Data records:
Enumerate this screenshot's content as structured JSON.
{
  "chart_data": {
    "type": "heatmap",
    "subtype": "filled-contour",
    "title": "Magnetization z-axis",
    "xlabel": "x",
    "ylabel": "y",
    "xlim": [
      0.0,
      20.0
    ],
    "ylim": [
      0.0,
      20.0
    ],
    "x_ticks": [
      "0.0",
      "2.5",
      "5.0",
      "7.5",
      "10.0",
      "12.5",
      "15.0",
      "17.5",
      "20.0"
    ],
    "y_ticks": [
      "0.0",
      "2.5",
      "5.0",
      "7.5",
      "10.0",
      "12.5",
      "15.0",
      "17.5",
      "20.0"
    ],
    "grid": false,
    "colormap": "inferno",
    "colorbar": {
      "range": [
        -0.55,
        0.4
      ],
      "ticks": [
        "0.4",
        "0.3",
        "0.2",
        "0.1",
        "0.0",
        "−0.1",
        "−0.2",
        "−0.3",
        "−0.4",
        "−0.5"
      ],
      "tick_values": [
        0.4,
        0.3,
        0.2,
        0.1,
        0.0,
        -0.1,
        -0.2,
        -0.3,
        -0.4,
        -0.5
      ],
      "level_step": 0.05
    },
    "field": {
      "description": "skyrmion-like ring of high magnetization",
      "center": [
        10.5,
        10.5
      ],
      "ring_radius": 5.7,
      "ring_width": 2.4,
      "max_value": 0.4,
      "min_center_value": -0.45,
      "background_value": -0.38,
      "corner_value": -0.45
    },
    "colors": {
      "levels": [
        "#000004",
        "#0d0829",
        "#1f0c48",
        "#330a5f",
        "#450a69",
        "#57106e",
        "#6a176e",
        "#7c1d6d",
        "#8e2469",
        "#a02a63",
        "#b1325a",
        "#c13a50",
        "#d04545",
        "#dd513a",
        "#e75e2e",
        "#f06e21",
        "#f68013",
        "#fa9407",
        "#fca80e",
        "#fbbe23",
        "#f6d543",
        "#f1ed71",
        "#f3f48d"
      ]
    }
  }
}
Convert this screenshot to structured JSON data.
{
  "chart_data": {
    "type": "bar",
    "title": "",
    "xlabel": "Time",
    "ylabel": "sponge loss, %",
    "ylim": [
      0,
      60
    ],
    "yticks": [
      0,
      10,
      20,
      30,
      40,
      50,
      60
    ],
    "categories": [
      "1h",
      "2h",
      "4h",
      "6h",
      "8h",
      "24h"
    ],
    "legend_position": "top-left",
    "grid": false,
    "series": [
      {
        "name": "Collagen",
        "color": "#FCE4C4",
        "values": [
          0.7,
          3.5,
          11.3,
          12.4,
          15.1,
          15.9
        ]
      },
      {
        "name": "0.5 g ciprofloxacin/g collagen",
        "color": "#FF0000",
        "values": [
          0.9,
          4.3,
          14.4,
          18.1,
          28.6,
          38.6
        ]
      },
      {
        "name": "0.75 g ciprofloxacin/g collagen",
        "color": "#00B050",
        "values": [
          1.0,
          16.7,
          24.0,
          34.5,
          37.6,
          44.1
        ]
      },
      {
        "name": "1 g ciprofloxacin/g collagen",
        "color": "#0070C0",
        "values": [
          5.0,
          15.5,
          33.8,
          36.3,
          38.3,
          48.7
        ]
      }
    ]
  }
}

What is asked:
Review the preceding data and report every line that includes the string "JSON".

Reply:
Enumerate this screenshot's content as structured JSON.
Convert this screenshot to structured JSON data.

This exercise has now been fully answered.